» **Requirement**:
Filter the entries below, keeping every line that has the word "Approve".

(Collected data)

☆ ☆ ☆ ☆ ☆ ☆ ☆

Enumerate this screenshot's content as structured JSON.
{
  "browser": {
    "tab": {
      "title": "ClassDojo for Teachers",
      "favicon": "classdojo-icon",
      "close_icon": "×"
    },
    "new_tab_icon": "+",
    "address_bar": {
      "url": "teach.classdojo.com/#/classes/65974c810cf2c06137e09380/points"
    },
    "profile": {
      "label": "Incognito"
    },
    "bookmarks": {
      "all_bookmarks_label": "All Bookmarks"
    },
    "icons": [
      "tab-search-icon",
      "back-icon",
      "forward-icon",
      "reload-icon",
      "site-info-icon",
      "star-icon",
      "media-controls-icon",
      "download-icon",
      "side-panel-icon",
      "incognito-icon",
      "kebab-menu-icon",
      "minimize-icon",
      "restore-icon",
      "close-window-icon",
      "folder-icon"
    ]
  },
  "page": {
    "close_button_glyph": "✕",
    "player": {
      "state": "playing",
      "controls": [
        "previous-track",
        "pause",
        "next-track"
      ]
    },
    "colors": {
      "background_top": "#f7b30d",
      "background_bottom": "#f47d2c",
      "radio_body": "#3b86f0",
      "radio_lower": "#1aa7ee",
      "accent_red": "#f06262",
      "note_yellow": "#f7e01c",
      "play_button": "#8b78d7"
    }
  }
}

☆ ☆ ☆ ☆ ☆ ☆ ☆

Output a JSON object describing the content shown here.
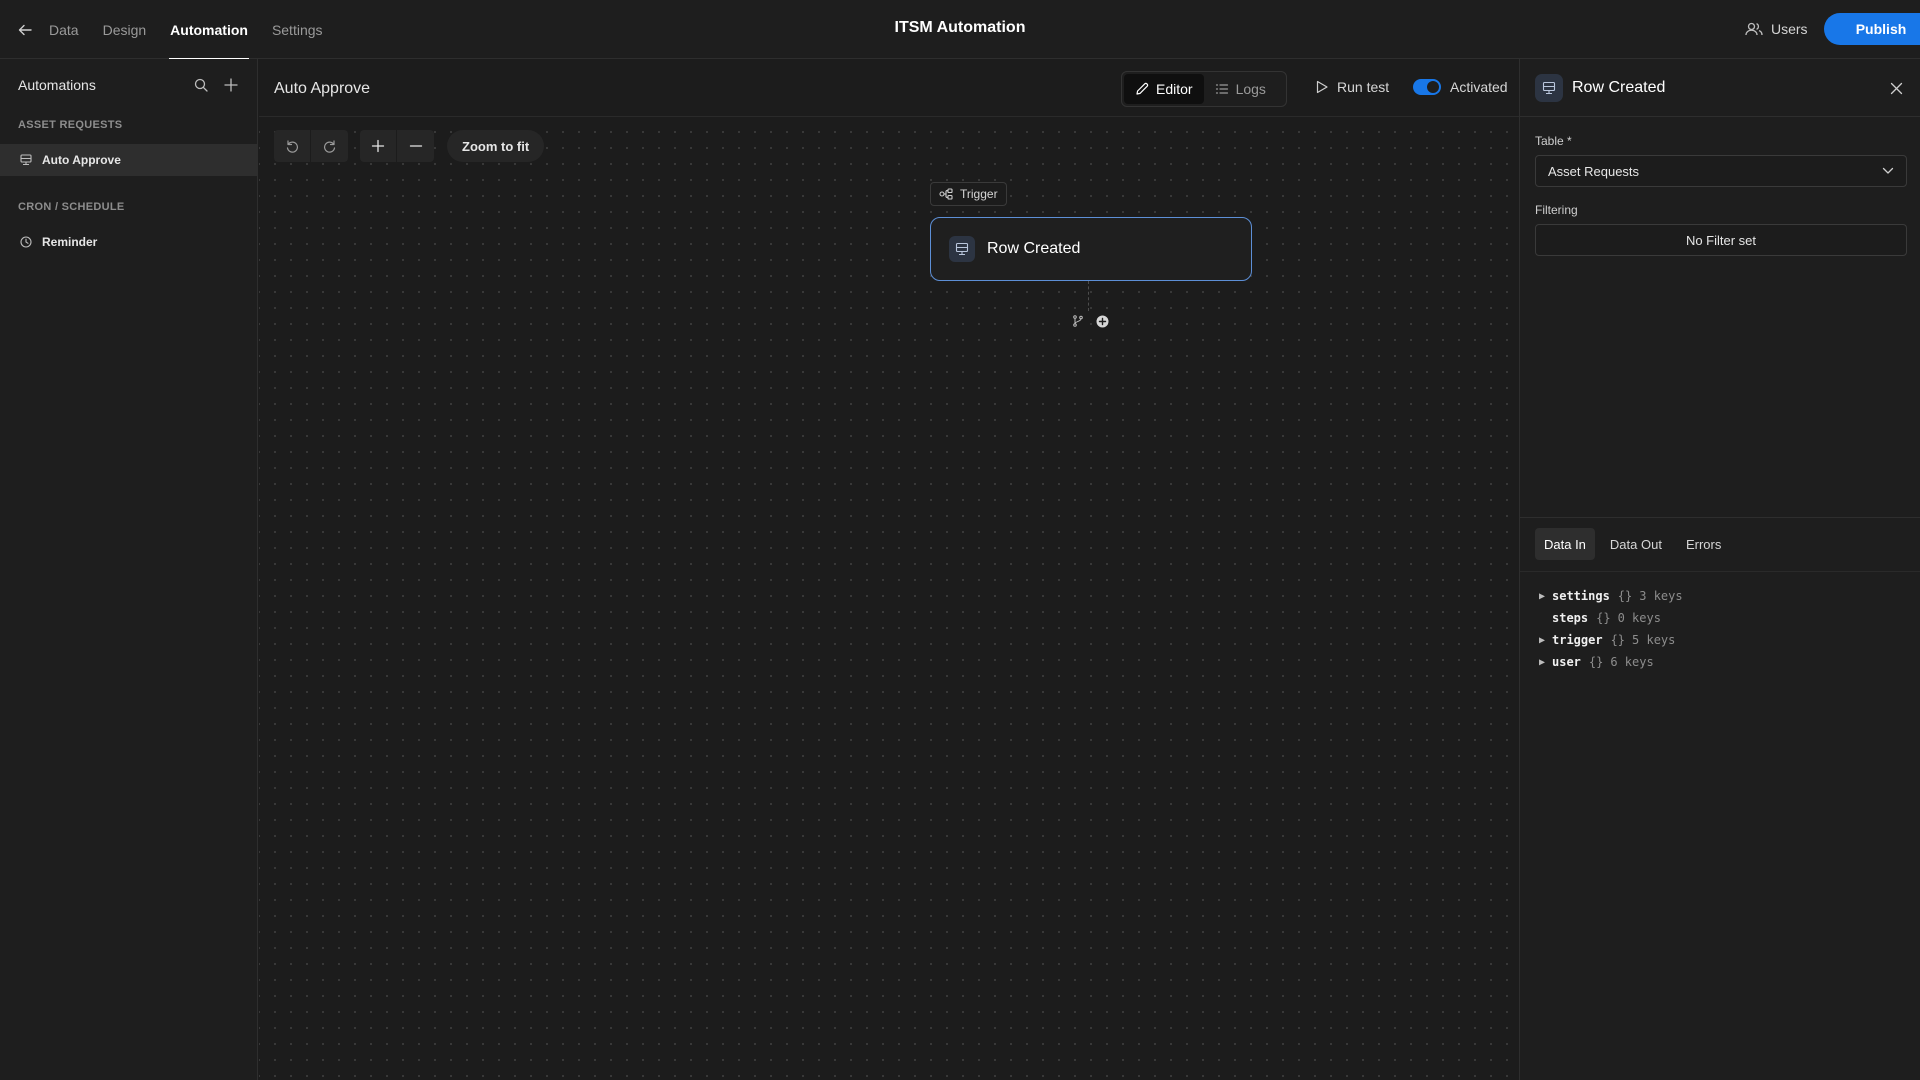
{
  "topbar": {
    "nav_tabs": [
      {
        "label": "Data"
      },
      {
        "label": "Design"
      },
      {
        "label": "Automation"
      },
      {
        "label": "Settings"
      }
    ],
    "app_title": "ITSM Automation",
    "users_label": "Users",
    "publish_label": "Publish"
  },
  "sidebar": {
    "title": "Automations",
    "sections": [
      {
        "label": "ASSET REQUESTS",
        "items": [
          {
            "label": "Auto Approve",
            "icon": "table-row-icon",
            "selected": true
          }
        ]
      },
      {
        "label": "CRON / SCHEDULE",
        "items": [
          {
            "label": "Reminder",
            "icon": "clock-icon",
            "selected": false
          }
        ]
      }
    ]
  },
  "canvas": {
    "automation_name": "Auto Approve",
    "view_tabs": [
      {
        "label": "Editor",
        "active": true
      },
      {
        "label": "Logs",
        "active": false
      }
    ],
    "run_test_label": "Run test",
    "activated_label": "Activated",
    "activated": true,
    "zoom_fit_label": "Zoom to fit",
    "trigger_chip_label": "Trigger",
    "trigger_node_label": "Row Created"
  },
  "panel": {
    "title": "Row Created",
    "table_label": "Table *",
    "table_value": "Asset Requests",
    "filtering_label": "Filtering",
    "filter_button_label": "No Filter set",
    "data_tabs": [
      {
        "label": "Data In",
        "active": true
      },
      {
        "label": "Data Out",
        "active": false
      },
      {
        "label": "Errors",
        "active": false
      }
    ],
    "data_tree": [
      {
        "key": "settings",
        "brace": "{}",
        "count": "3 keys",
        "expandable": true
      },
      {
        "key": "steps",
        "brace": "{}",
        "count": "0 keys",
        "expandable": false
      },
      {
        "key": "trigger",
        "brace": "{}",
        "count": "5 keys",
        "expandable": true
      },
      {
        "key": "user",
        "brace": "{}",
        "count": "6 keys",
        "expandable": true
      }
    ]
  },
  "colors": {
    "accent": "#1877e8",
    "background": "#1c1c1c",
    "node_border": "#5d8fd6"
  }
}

☆ ☆ ☆ ☆ ☆ ☆ ☆

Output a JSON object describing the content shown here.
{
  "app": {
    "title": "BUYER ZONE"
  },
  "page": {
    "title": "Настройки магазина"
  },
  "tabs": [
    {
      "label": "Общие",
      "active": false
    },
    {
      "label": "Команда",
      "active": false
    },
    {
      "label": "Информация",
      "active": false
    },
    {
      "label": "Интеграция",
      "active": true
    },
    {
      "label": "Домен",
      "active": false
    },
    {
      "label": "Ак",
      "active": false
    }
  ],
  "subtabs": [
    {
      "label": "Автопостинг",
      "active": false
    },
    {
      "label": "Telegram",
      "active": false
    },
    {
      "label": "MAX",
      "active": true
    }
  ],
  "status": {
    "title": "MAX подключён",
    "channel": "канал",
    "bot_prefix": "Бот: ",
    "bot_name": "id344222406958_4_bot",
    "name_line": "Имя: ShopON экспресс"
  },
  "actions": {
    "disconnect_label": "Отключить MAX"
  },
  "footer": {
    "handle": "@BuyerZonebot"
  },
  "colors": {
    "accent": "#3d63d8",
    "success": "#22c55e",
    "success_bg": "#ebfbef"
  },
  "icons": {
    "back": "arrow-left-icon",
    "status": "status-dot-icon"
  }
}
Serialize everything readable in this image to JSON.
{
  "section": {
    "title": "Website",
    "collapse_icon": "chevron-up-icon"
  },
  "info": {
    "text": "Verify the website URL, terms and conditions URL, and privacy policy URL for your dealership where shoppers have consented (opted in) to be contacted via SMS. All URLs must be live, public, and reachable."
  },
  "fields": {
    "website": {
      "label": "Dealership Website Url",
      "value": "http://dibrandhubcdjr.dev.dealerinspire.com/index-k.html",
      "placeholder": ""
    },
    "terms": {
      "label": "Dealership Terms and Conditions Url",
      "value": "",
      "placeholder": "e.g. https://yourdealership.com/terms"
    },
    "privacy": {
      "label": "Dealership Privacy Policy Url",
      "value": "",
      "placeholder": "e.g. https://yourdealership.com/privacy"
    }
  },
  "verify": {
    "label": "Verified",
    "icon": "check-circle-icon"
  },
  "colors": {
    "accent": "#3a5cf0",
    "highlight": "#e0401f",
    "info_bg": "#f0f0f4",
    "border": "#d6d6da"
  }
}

☆ ☆ ☆ ☆ ☆ ☆ ☆

» **Final result**:
            "label": "Auto Approve",
    "automation_name": "Auto Approve",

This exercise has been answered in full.